_INSTRUCTION_. Here are some records; copy every line that holds the word "Hour".

'''

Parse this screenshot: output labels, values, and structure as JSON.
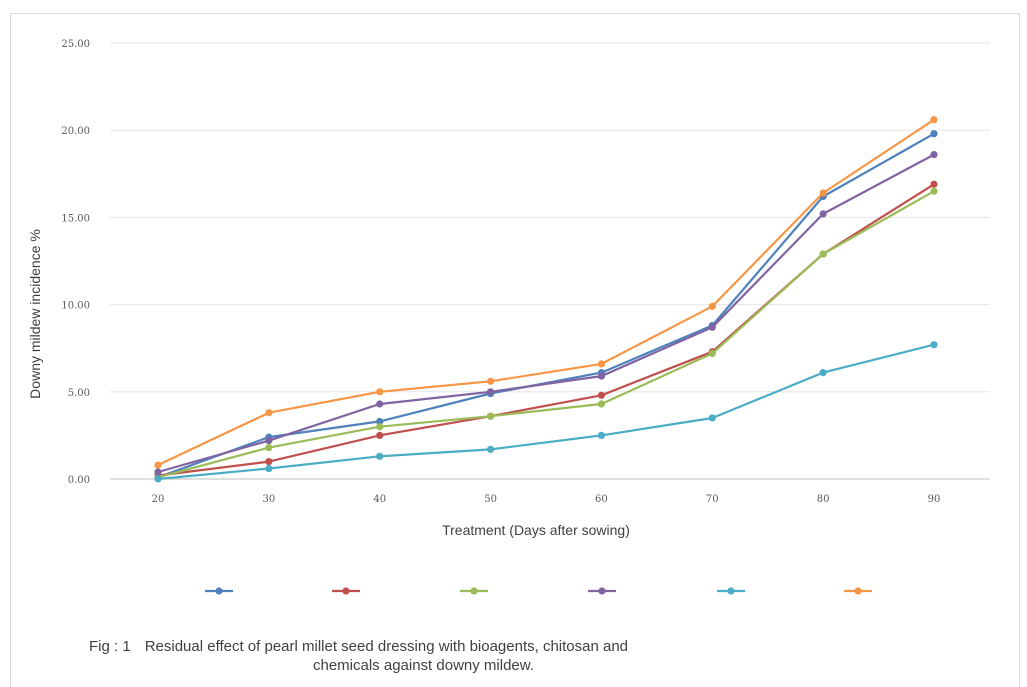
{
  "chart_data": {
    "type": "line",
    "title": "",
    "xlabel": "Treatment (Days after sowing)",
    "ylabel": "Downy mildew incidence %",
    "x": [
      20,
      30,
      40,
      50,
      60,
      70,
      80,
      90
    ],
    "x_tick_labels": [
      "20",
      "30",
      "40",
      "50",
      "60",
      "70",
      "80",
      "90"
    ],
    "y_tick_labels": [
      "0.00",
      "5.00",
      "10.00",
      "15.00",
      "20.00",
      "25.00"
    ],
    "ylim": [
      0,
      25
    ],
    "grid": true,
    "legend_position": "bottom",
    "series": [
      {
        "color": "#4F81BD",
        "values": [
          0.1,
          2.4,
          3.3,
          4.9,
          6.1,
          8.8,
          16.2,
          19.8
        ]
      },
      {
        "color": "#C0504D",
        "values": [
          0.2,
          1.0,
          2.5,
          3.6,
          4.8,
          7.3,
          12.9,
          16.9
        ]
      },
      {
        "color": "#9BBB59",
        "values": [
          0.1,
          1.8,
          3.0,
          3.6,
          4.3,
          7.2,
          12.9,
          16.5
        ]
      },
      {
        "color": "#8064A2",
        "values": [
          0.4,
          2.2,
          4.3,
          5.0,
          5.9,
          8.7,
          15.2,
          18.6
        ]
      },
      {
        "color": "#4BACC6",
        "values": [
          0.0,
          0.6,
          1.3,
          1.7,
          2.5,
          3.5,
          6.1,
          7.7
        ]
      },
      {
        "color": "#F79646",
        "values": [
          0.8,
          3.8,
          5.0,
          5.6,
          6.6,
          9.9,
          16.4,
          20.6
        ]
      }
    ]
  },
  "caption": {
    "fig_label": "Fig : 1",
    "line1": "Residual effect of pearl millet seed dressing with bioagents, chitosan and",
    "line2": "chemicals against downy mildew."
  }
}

'''
'''

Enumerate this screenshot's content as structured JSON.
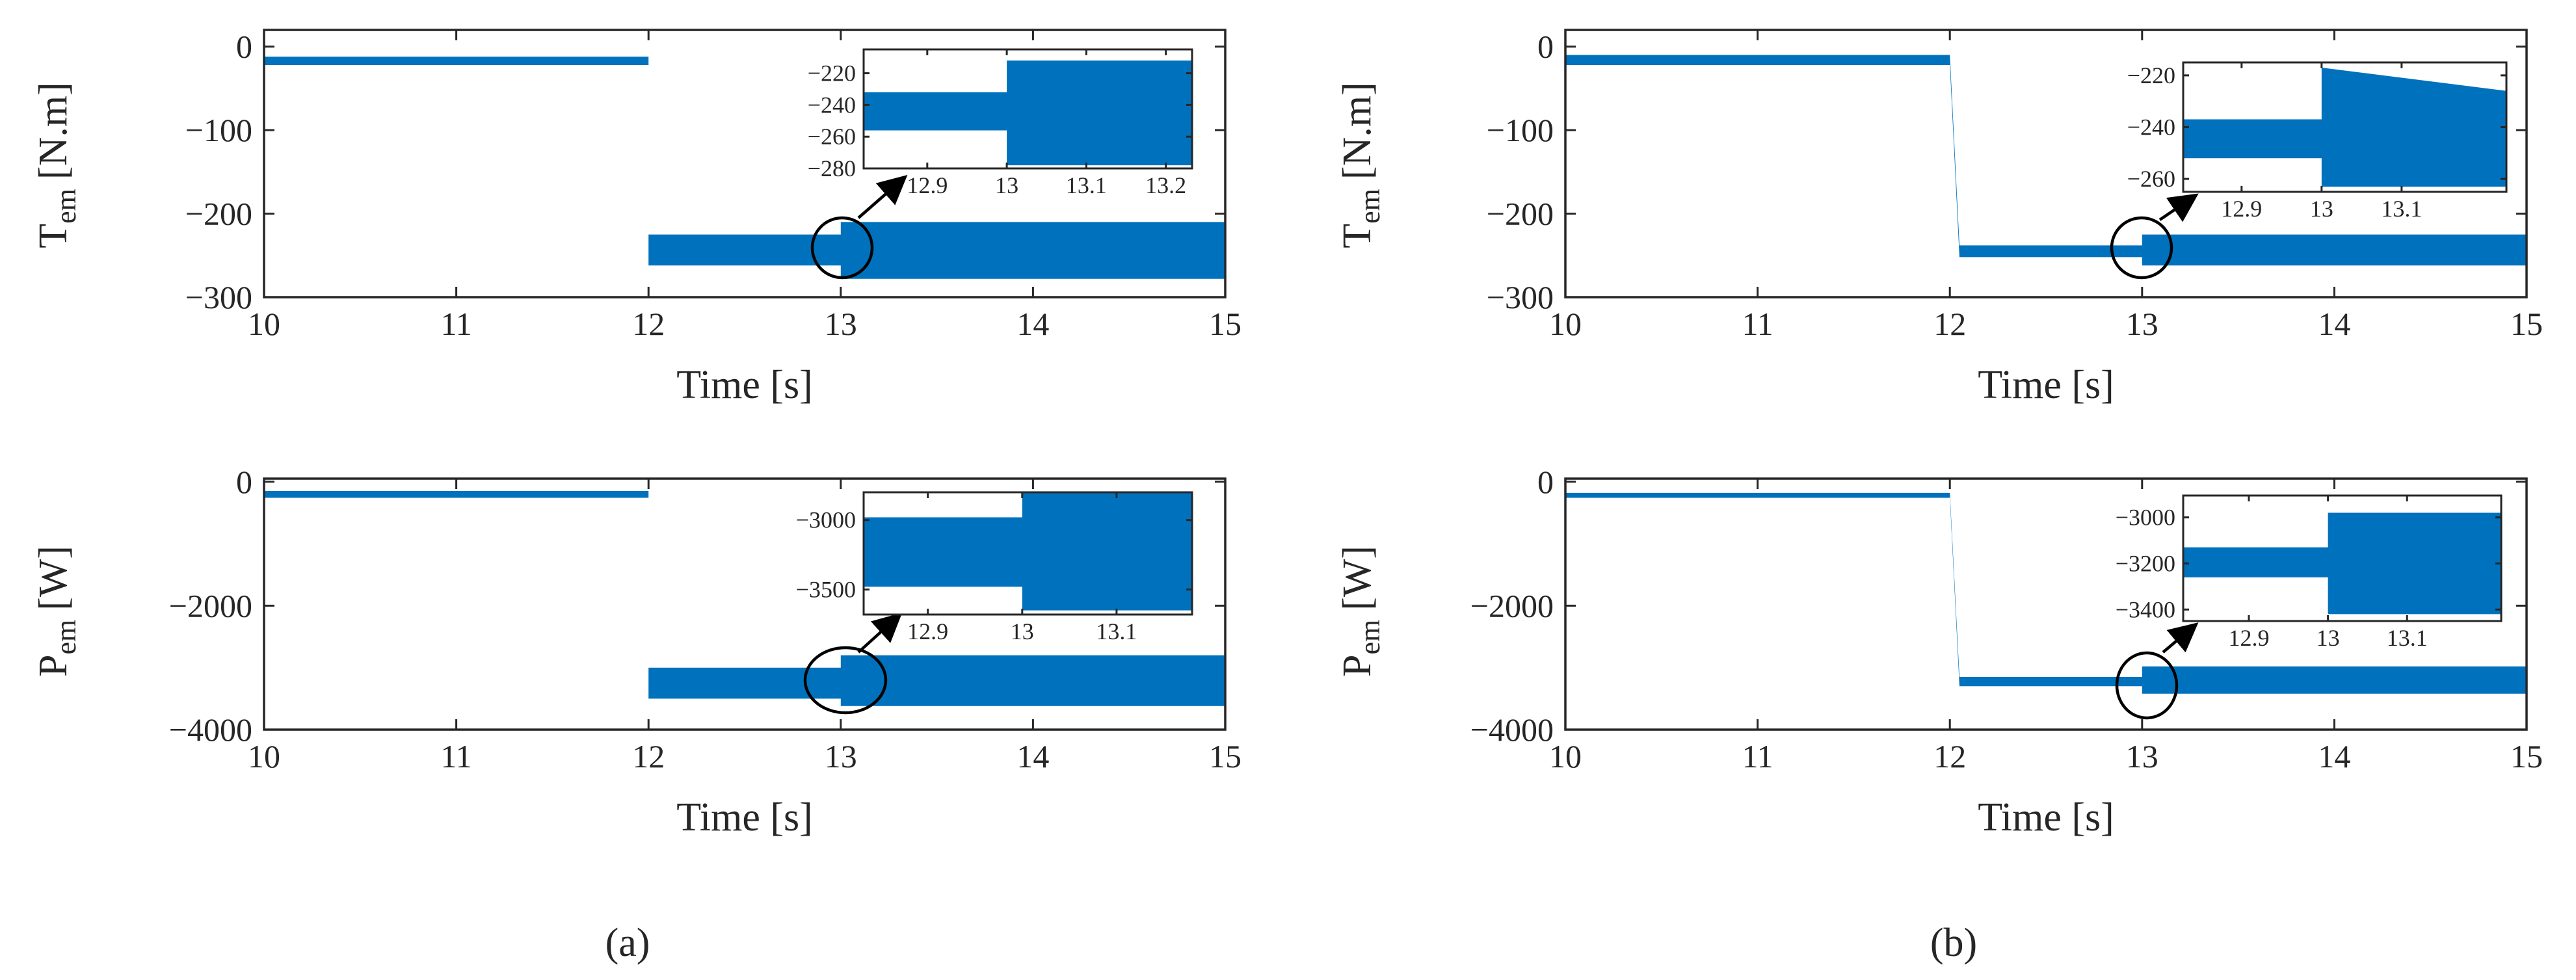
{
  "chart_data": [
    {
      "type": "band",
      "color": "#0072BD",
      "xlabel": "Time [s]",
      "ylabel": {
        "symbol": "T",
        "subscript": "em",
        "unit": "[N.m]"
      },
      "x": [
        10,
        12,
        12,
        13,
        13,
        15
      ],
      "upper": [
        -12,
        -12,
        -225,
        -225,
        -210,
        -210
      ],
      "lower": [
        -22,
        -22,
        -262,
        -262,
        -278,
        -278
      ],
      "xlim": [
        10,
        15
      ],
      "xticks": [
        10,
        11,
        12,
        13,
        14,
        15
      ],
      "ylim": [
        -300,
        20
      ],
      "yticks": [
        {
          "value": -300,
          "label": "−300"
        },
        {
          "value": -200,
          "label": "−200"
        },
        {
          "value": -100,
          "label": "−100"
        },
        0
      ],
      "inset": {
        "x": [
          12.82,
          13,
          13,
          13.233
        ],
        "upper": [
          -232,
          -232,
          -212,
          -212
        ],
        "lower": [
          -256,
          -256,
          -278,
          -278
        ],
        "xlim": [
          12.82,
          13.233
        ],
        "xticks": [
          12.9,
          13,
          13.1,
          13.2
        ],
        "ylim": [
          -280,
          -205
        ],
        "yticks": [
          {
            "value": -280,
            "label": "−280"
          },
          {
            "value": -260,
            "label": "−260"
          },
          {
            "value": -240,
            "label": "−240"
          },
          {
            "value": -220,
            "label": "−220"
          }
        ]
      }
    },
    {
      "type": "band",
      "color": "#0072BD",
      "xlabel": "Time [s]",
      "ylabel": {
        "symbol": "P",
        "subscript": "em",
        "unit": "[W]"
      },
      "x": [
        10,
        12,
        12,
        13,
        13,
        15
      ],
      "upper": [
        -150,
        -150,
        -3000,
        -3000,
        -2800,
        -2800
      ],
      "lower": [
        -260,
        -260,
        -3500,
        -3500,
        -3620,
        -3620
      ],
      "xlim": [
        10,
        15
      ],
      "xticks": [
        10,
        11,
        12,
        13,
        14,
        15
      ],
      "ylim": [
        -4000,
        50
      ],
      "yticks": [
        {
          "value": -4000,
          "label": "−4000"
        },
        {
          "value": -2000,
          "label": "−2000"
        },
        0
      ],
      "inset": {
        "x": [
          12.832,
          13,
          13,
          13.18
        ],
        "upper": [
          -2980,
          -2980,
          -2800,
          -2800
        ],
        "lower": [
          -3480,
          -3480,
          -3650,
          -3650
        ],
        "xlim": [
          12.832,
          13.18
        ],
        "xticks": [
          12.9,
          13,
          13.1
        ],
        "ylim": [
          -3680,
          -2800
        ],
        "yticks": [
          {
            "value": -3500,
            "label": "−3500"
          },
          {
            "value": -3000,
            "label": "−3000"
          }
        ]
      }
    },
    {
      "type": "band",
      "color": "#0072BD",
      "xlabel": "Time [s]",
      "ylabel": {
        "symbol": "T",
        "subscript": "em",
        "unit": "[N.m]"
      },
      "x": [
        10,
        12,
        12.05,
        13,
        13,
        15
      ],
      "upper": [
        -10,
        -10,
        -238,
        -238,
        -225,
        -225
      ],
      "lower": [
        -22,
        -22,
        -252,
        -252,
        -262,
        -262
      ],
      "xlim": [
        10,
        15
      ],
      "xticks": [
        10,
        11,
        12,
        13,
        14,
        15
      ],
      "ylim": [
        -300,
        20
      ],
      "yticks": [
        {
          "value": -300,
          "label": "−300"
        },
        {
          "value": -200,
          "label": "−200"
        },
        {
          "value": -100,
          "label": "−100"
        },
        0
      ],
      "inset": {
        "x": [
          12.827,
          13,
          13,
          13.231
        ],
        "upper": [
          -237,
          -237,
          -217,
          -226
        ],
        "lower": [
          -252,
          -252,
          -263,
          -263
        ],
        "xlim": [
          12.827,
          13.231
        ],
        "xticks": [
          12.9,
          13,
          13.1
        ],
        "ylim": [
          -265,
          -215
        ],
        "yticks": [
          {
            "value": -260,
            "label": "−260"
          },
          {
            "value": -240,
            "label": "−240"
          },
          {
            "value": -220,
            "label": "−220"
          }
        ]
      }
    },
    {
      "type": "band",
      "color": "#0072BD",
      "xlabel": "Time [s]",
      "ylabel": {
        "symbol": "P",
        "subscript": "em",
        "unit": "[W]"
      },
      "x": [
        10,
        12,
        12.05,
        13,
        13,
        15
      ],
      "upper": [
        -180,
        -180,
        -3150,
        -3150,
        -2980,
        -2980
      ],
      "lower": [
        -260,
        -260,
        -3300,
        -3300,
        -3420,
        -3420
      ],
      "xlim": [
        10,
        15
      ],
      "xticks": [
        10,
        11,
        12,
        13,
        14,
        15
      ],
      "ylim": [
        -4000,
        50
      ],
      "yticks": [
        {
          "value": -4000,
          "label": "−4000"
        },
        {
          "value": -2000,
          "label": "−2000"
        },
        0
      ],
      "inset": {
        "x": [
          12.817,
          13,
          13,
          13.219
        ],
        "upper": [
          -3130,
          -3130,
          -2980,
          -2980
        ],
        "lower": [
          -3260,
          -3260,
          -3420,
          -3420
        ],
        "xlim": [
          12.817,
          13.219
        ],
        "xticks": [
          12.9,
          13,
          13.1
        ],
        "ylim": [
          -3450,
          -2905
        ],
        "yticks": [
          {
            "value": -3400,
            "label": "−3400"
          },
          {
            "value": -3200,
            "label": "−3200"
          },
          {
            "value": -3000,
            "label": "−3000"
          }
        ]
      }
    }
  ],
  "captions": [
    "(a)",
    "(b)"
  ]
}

'''
'''

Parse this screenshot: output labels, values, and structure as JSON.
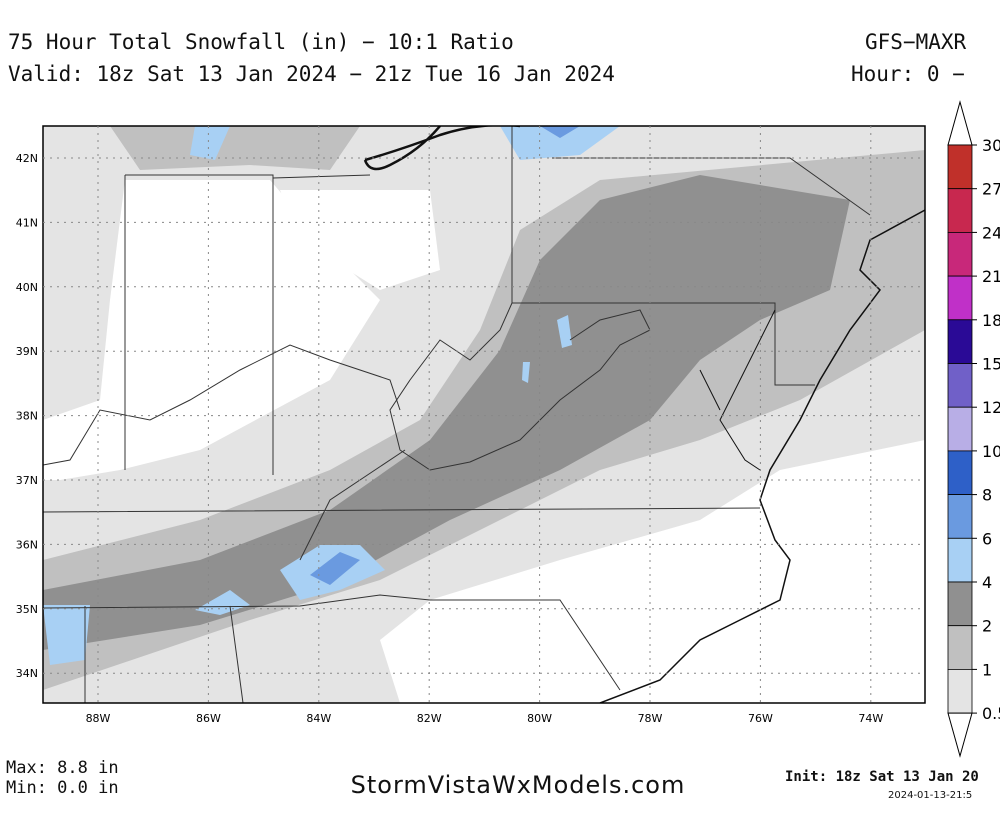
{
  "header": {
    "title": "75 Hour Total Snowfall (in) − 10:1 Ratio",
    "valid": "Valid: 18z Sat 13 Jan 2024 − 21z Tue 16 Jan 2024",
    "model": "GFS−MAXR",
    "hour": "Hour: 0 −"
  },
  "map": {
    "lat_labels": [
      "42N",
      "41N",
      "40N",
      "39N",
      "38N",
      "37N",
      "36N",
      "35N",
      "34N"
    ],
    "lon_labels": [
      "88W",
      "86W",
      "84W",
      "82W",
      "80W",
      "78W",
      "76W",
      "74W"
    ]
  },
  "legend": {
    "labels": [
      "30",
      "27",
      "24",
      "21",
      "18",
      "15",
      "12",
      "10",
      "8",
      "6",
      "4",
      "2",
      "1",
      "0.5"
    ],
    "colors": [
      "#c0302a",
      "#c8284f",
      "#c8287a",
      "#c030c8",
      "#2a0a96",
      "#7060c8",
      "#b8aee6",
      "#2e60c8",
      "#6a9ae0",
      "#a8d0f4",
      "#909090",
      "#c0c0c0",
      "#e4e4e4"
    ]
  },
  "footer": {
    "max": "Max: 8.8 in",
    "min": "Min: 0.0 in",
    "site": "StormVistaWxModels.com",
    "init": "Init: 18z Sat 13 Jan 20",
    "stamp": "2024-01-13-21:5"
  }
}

'''

_TASK SOLUTION_.
    "title": "75 Hour Total Snowfall (in) − 10:1 Ratio",
    "hour": "Hour: 0 −"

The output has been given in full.